__Brief__: From the entries below, copy every line that holds the word "ὅλων".

__Information shown__:
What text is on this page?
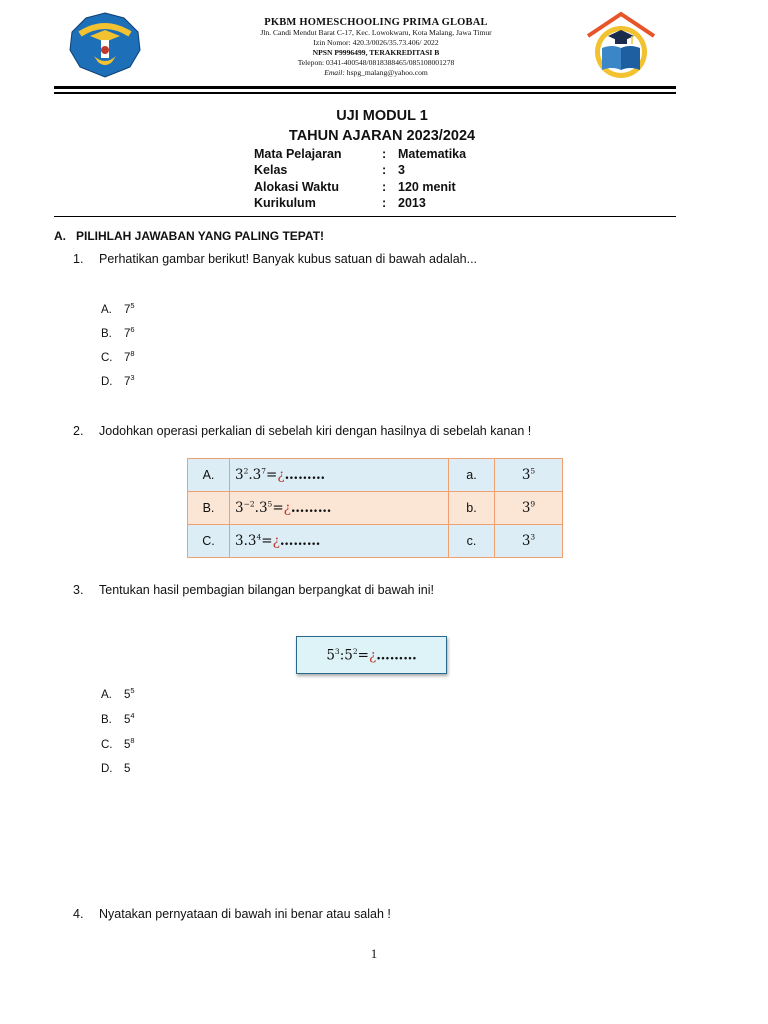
PKBM HOMESCHOOLING PRIMA GLOBAL
Jln. Candi Mendut Barat C-17, Kec. Lowokwaru, Kota Malang, Jawa Timur
Izin Nomor: 420.3/0026/35.73.406/ 2022
NPSN P9996499, TERAKREDITASI B
Telepon: 0341-400548/0818388465/085108001278
Email: hspg_malang@yahoo.com
UJI MODUL 1
TAHUN AJARAN 2023/2024
Mata Pelajaran	: Matematika
Kelas	: 3
Alokasi Waktu	: 120 menit
Kurikulum	: 2013
A.   PILIHLAH JAWABAN YANG PALING TEPAT!
1. Perhatikan gambar berikut! Banyak kubus satuan di bawah adalah...
A. $7^5$
B. $7^6$
C. $7^8$
D. $7^3$
2. Jodohkan operasi perkalian di sebelah kiri dengan hasilnya di sebelah kanan !
A.	$3^2.3^7=¿\dots\dots\dots$	a.	$3^5$
B.	$3^{-2}.3^5=¿\dots\dots\dots$	b.	$3^9$
C.	$3.3^4=¿\dots\dots\dots$	c.	$3^3$
3. Tentukan hasil pembagian bilangan berpangkat di bawah ini!
$5^3:5^2=¿\dots\dots\dots$
A. $5^5$
B. $5^4$
C. $5^8$
D. 5
4. Nyatakan pernyataan di bawah ini benar atau salah !
1
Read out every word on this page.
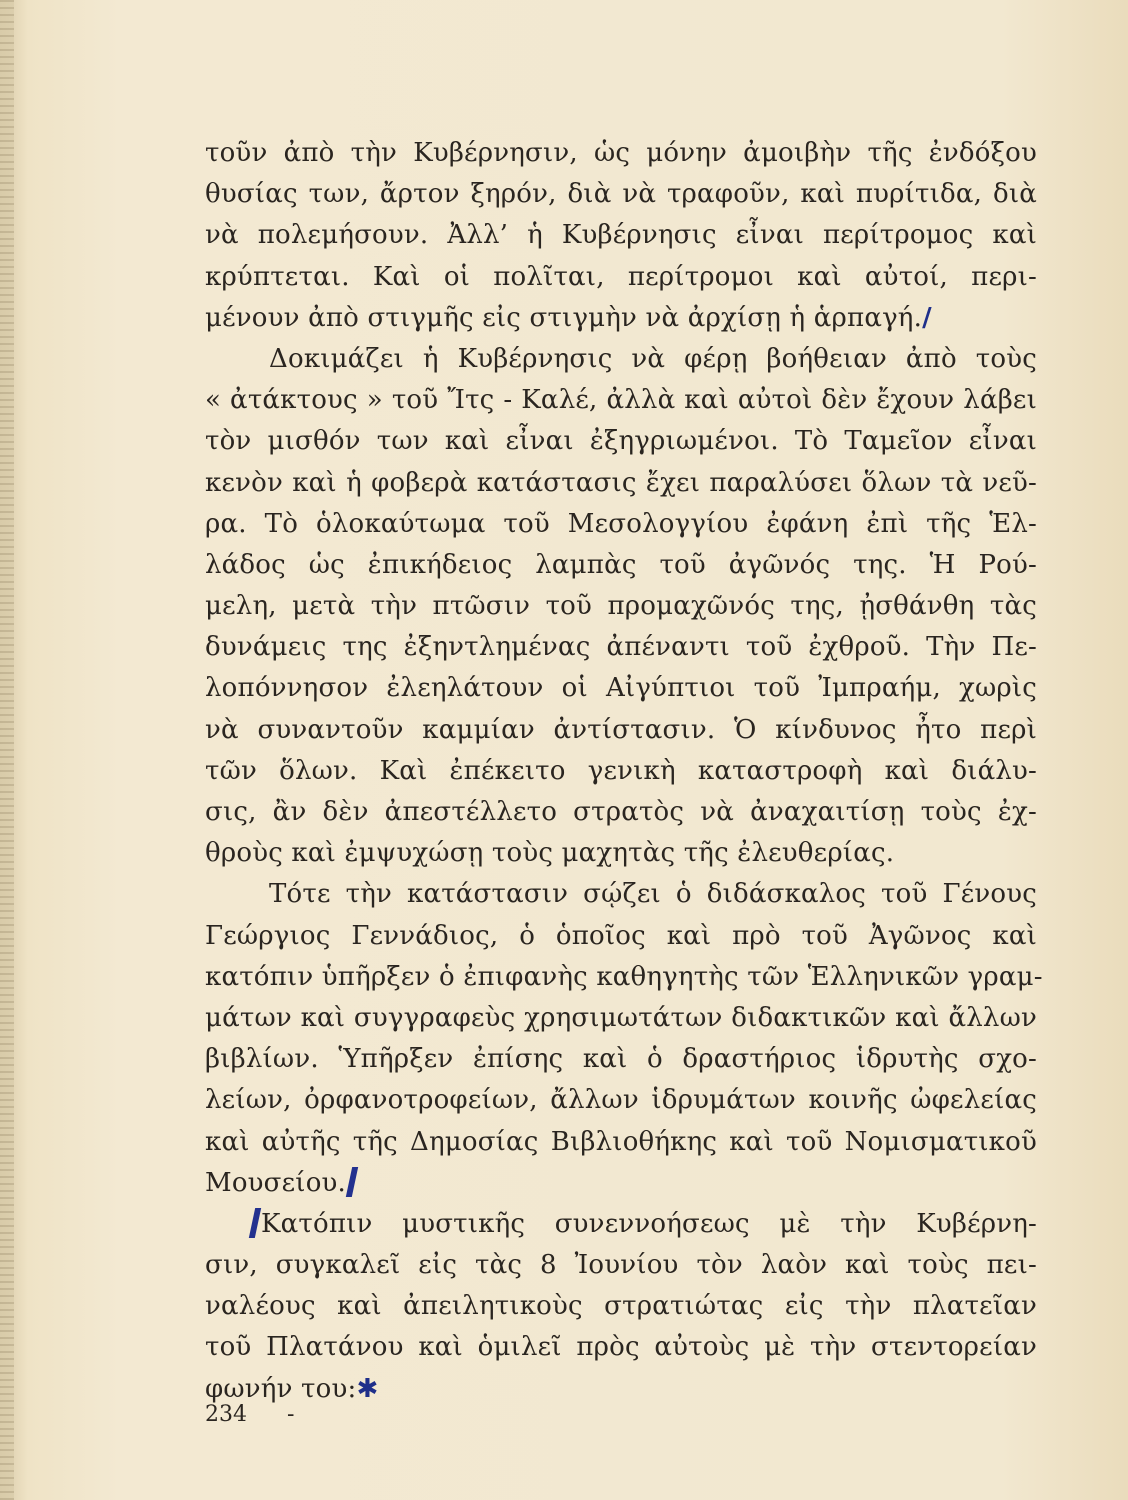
τοῦν ἀπὸ τὴν Κυβέρνησιν, ὡς μόνην ἀμοιβὴν τῆς ἐνδόξου
θυσίας των, ἄρτον ξηρόν, διὰ νὰ τραφοῦν, καὶ πυρίτιδα, διὰ
νὰ πολεμήσουν. Ἀλλ’ ἡ Κυβέρνησις εἶναι περίτρομος καὶ
κρύπτεται. Καὶ οἱ πολῖται, περίτρομοι καὶ αὐτοί, περι-
μένουν ἀπὸ στιγμῆς εἰς στιγμὴν νὰ ἀρχίσῃ ἡ ἁρπαγή./

Δοκιμάζει ἡ Κυβέρνησις νὰ φέρῃ βοήθειαν ἀπὸ τοὺς
« ἀτάκτους » τοῦ Ἴτς - Καλέ, ἀλλὰ καὶ αὐτοὶ δὲν ἔχουν λάβει
τὸν μισθόν των καὶ εἶναι ἐξηγριωμένοι. Τὸ Ταμεῖον εἶναι
κενὸν καὶ ἡ φοβερὰ κατάστασις ἔχει παραλύσει ὅλων τὰ νεῦ-
ρα. Τὸ ὁλοκαύτωμα τοῦ Μεσολογγίου ἐφάνη ἐπὶ τῆς Ἑλ-
λάδος ὡς ἐπικήδειος λαμπὰς τοῦ ἀγῶνός της. Ἡ Ρού-
μελη, μετὰ τὴν πτῶσιν τοῦ προμαχῶνός της, ᾐσθάνθη τὰς
δυνάμεις της ἐξηντλημένας ἀπέναντι τοῦ ἐχθροῦ. Τὴν Πε-
λοπόννησον ἐλεηλάτουν οἱ Αἰγύπτιοι τοῦ Ἰμπραήμ, χωρὶς
νὰ συναντοῦν καμμίαν ἀντίστασιν. Ὁ κίνδυνος ἦτο περὶ
τῶν ὅλων. Καὶ ἐπέκειτο γενικὴ καταστροφὴ καὶ διάλυ-
σις, ἂν δὲν ἀπεστέλλετο στρατὸς νὰ ἀναχαιτίσῃ τοὺς ἐχ-
θροὺς καὶ ἐμψυχώσῃ τοὺς μαχητὰς τῆς ἐλευθερίας.

Τότε τὴν κατάστασιν σῴζει ὁ διδάσκαλος τοῦ Γένους
Γεώργιος Γεννάδιος, ὁ ὁποῖος καὶ πρὸ τοῦ Ἀγῶνος καὶ
κατόπιν ὑπῆρξεν ὁ ἐπιφανὴς καθηγητὴς τῶν Ἑλληνικῶν γραμ-
μάτων καὶ συγγραφεὺς χρησιμωτάτων διδακτικῶν καὶ ἄλλων
βιβλίων. Ὑπῆρξεν ἐπίσης καὶ ὁ δραστήριος ἱδρυτὴς σχο-
λείων, ὀρφανοτροφείων, ἄλλων ἱδρυμάτων κοινῆς ὠφελείας
καὶ αὐτῆς τῆς Δημοσίας Βιβλιοθήκης καὶ τοῦ Νομισματικοῦ
Μουσείου.

Κατόπιν μυστικῆς συνεννοήσεως μὲ τὴν Κυβέρνη-
σιν, συγκαλεῖ εἰς τὰς 8 Ἰουνίου τὸν λαὸν καὶ τοὺς πει-
ναλέους καὶ ἀπειλητικοὺς στρατιώτας εἰς τὴν πλατεῖαν
τοῦ Πλατάνου καὶ ὁμιλεῖ πρὸς αὐτοὺς μὲ τὴν στεντορείαν
φωνήν του:✱

234 -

__Task answer__:
κενὸν καὶ ἡ φοβερὰ κατάστασις ἔχει παραλύσει ὅλων τὰ νεῦ-
τῶν ὅλων. Καὶ ἐπέκειτο γενικὴ καταστροφὴ καὶ διάλυ-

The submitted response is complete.